Every line below that contains "generation" is to be copied.

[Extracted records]
—————

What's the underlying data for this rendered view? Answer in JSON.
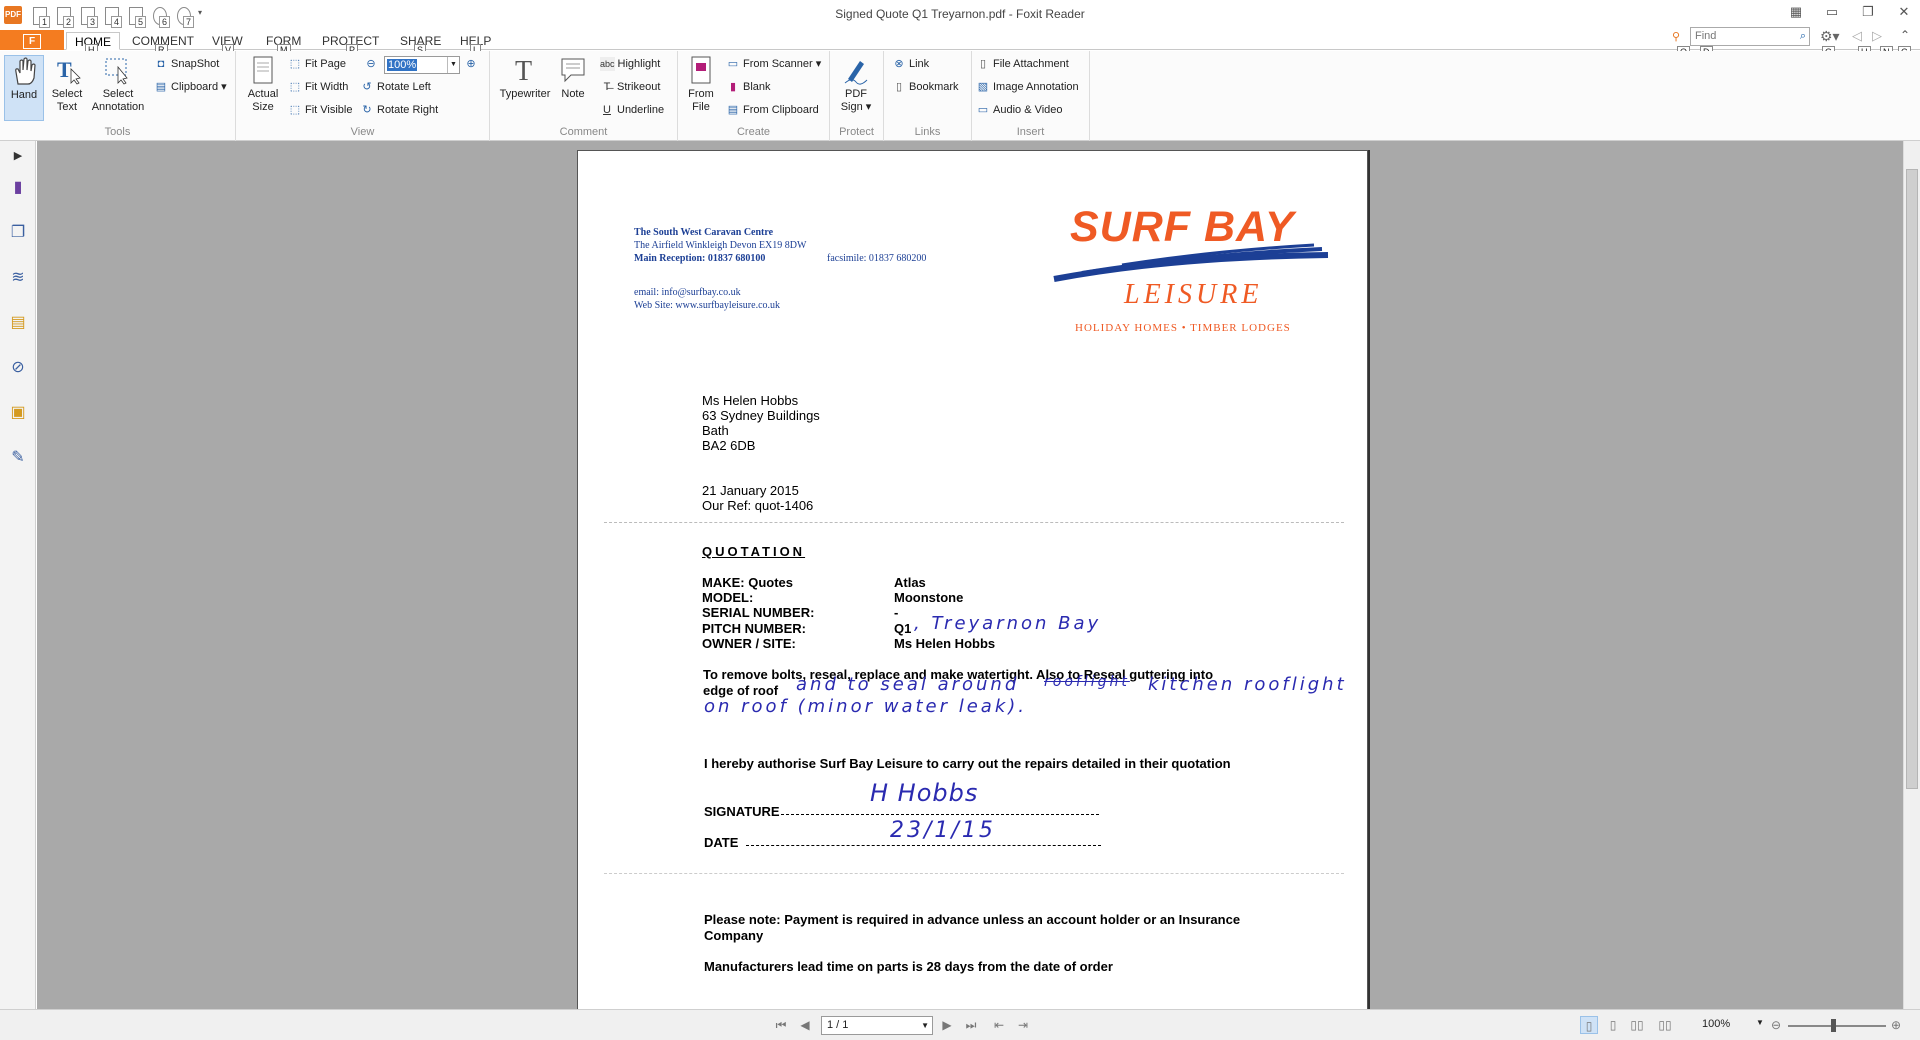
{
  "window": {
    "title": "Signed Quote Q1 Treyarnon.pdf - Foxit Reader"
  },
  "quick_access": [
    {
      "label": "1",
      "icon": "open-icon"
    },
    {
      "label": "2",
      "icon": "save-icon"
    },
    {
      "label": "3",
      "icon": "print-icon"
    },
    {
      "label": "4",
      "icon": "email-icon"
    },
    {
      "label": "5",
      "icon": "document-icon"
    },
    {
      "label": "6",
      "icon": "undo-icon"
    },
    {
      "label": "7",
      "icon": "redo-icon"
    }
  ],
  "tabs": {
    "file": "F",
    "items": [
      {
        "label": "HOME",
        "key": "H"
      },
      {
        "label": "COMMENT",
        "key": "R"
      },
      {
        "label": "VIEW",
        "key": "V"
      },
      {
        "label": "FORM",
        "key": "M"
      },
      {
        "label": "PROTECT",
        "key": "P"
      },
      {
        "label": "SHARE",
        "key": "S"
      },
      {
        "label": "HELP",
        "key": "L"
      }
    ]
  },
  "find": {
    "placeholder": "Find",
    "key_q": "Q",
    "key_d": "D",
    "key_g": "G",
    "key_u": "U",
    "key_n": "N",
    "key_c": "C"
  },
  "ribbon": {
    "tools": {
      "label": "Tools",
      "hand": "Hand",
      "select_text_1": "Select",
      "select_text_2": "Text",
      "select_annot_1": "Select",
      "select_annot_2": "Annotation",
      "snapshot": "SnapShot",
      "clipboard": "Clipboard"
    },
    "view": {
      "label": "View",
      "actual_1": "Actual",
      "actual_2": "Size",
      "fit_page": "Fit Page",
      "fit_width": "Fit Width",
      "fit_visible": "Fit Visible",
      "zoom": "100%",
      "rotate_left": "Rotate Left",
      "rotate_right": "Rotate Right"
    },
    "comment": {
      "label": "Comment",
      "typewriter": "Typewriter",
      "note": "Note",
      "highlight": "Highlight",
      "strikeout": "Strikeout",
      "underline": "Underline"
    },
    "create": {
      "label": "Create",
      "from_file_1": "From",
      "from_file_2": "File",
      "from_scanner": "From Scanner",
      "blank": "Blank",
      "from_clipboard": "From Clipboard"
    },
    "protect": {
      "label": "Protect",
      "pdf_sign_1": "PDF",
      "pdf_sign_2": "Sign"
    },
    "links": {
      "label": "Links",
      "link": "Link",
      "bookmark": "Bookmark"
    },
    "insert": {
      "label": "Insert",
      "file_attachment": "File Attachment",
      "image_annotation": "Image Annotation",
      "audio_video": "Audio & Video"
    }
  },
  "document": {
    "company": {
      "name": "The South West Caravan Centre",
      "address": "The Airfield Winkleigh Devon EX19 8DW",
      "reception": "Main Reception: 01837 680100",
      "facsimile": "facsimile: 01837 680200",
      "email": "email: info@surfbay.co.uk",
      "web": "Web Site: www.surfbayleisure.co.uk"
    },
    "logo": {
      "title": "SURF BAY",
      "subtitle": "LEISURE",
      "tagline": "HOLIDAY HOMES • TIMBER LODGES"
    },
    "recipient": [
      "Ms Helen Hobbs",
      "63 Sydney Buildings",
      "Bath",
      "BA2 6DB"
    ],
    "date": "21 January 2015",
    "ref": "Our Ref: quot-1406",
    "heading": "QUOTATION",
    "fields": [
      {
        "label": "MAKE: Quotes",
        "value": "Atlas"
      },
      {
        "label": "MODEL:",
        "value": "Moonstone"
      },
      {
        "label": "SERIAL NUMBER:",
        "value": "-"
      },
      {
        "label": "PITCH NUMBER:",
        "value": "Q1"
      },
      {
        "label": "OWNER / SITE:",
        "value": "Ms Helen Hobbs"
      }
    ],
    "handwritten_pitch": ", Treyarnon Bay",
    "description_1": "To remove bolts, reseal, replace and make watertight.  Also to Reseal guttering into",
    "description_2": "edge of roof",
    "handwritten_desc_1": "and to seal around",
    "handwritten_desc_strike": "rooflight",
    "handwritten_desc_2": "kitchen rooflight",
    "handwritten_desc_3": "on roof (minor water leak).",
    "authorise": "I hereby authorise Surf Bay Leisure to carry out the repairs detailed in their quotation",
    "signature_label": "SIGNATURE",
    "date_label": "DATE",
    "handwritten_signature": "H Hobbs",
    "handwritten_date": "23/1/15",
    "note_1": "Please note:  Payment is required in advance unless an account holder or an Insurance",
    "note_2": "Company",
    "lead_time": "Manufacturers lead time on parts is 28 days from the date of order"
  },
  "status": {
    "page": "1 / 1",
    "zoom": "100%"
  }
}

—————

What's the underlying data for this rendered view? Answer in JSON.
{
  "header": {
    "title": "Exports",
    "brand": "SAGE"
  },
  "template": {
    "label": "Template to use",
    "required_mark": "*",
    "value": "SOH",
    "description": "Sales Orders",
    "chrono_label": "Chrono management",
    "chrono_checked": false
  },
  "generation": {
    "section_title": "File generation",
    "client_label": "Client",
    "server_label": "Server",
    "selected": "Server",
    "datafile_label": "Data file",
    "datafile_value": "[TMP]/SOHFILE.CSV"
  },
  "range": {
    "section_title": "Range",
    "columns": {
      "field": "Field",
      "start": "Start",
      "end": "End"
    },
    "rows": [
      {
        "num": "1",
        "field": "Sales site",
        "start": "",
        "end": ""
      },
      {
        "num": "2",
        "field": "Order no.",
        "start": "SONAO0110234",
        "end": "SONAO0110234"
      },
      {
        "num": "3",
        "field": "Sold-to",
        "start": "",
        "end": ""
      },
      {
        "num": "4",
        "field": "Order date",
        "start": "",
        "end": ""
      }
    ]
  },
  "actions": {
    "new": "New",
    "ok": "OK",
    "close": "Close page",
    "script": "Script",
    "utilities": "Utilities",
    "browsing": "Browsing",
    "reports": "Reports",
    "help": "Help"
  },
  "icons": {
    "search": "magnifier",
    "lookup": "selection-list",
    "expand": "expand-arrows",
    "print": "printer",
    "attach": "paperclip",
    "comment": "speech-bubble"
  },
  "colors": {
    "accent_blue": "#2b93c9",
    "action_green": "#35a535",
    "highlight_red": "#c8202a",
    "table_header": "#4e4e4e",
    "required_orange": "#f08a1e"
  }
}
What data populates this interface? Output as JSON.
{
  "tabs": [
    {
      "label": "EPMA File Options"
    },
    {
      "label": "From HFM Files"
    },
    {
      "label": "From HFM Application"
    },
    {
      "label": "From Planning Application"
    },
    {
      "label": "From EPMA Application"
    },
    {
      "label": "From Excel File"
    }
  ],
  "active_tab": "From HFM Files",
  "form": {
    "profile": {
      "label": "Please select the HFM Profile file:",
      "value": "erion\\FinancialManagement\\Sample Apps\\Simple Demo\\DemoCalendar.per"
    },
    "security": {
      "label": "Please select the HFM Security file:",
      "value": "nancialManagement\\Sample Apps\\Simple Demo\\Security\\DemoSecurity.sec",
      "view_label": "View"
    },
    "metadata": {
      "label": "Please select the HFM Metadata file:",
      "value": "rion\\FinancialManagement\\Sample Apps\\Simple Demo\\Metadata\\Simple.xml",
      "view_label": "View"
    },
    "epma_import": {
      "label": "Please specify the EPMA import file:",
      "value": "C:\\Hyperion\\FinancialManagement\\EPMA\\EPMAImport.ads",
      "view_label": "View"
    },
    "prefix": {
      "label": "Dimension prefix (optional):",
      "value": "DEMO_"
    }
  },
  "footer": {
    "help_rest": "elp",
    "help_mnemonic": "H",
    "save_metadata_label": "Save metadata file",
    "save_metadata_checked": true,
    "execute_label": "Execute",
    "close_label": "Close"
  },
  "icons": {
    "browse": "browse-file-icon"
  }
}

—————

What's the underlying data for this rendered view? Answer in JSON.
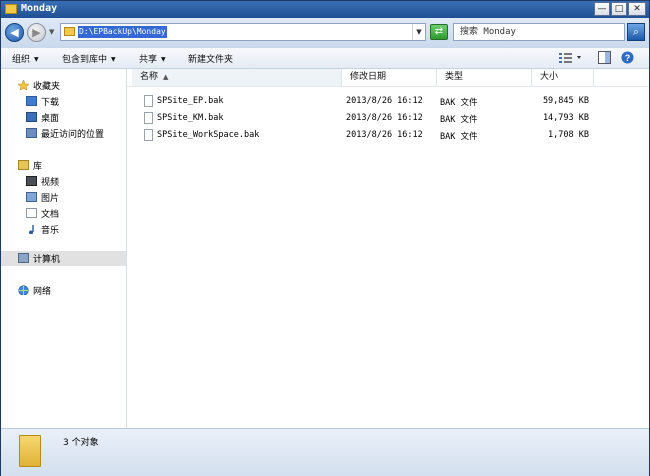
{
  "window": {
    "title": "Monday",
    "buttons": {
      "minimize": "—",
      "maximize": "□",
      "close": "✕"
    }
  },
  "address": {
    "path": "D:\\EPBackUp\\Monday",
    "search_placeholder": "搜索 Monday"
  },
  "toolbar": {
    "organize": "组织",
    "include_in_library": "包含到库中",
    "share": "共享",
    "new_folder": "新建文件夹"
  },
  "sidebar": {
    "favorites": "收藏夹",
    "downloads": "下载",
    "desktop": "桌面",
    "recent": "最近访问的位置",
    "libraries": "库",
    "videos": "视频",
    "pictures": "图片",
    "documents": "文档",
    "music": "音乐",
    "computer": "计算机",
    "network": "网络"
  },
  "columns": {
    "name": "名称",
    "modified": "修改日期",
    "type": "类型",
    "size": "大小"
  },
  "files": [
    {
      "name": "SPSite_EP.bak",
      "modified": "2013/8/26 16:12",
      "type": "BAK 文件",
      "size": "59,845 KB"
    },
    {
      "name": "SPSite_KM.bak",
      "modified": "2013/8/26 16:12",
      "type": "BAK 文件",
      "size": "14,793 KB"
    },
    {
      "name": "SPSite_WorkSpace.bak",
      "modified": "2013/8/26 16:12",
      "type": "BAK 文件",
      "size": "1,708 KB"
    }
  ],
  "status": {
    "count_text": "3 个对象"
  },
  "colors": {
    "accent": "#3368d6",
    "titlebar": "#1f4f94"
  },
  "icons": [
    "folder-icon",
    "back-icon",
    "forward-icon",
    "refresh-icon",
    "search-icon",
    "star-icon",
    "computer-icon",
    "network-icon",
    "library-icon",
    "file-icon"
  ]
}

—————

Exercise response:
  "generation": {
    "section_title": "File generation",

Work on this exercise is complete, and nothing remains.